Conserved loci and tandem arrays of P450s facilitate evolution of insecticide resistance in noctuid moths

Noctuid moths are major agricultural pests causing extensive crop damage worldwide. Their enhanced insecticide resistance is largely attributed to expansions and variations of cytochrome P450 genes, which play a pivotal role in adapting to environmental pressures. In this study, we analyzed genomic data from eight noctuid species and four representative Lepidopteran species to explore the evolutionary patterns and functional diversification of P450s. Our results reveal substantial expansions in the CYP3 and CYP4 subfamilies in noctuids, primarily driven by gene duplications forming extensive tandem arrays. Synteny analysis identified two conserved P450 loci across all examined Lepidopteran species; notably, noctuid species exhibit significant expansions at these loci—including a 20-gene cluster in Spodoptera frugiperda and an 18-gene cluster in S. littoralis. Phylogenetic analyses indicate that these expansions are lineage-specific to noctuids. Furthermore, molecular docking of P450s from these loci with nine pesticides suggests that these gene expansions may confer resistance to pyrethroids. Our findings provide crucial insights into the molecular mechanisms underlying noctuid adaptation and resistance, with important implications for developing more sustainable pest management strategies.

- [EXTRACTED RECORDS]
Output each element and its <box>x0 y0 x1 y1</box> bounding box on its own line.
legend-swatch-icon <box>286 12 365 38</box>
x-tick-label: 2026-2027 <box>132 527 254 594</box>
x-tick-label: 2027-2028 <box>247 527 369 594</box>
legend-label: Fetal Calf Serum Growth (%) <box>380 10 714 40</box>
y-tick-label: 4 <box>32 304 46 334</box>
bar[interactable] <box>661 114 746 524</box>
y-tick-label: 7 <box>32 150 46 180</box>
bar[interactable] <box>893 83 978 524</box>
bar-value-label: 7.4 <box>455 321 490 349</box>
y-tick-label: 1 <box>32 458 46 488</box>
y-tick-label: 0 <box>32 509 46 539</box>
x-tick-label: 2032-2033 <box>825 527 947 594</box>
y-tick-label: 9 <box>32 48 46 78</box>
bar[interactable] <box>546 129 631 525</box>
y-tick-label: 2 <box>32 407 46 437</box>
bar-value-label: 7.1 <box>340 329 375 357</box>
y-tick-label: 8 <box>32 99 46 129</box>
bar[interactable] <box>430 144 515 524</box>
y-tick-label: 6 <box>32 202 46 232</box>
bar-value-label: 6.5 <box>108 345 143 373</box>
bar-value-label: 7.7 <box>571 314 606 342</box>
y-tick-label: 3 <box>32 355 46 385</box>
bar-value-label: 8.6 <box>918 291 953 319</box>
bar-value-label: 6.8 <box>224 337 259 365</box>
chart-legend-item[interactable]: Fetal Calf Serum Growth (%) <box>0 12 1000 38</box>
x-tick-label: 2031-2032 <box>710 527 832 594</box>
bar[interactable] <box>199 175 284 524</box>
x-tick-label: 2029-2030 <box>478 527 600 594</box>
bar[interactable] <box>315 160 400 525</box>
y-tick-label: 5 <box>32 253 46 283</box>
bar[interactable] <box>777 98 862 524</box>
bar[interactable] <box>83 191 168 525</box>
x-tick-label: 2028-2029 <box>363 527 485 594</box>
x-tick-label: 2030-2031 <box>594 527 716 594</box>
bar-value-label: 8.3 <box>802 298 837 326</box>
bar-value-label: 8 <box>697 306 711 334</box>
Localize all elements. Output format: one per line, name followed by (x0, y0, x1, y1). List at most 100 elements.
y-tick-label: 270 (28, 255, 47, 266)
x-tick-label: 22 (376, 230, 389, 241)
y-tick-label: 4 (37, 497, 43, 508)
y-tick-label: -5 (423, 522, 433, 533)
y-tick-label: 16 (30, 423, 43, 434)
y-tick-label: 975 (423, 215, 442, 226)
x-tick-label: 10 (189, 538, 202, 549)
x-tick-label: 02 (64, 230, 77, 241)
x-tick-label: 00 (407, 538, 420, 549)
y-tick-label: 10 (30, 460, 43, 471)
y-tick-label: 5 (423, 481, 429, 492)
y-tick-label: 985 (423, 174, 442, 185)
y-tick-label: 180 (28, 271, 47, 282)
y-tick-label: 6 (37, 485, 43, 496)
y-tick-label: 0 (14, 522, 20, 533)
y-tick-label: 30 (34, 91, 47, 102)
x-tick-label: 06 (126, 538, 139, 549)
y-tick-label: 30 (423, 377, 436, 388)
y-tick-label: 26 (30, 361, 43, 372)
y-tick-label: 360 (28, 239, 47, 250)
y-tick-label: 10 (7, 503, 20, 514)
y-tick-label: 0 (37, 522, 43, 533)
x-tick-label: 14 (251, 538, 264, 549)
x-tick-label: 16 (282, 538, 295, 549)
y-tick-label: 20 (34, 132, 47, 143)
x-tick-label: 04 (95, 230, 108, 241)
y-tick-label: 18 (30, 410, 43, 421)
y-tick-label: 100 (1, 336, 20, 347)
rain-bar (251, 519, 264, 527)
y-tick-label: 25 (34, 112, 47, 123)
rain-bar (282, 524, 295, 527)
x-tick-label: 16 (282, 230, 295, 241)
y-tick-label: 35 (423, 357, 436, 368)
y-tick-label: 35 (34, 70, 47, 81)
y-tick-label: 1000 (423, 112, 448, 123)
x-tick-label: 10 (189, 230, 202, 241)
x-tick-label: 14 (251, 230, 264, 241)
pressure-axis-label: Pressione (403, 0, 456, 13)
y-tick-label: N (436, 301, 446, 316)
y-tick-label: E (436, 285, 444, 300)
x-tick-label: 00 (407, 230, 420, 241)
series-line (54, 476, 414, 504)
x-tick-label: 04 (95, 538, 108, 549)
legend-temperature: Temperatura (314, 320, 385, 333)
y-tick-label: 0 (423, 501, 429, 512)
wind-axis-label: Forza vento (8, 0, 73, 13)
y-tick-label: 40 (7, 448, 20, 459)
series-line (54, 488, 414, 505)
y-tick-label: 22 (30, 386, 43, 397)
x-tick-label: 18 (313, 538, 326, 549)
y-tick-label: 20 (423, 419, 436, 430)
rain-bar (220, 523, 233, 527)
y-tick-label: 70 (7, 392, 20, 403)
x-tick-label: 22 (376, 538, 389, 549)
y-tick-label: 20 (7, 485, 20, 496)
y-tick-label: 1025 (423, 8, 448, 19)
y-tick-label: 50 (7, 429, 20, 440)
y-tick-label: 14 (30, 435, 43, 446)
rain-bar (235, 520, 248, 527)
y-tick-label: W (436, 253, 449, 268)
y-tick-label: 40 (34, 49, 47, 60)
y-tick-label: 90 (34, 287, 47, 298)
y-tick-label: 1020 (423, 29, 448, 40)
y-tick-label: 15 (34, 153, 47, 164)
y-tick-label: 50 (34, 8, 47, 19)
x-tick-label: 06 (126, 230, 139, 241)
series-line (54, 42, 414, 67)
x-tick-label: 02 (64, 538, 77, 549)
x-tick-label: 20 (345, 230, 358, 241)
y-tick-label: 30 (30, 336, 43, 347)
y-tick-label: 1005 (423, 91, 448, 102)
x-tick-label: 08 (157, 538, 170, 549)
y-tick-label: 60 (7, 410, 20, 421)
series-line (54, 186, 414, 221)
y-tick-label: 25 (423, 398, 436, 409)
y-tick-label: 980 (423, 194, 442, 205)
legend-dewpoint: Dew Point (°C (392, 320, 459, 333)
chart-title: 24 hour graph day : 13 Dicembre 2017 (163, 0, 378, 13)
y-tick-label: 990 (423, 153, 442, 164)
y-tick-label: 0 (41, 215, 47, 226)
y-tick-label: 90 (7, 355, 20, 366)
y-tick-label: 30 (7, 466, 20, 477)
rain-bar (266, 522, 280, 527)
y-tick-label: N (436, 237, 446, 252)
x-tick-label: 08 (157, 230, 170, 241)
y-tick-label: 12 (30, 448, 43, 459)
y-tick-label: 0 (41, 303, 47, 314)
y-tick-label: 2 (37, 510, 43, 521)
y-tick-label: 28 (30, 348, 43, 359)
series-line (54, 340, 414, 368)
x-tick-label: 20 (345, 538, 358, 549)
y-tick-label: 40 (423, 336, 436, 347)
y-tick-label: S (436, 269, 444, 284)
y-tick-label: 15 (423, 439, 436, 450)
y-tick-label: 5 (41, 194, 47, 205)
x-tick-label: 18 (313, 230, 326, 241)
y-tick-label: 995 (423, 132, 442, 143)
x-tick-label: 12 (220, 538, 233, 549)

- [WHAT THIS EXERCISE ASKS]
• a. In the abstract on noctuid P450 genes, how many genes are in the cluster reported for S. littoralis?
• b. For each statement, say whether it agrees with the abstract on noctuid P450 genes, and quote the words that decide it.
(i) Besides the noctuids, the study included genomic data from four representative Lepidopteran species.
(ii) The expansions at the conserved P450 loci occur across all Lepidopteran lineages.
(iii) Nine pesticides were used in the molecular docking.

- [EXERCISE ANSWERS]
• a. 18 genes.

• b.
(i) Yes: "eight noctuid species and four representative Lepidopteran species"
(ii) No: "these expansions are lineage-specific to noctuids"
(iii) Yes: "molecular docking of P450s from these loci with nine pesticides"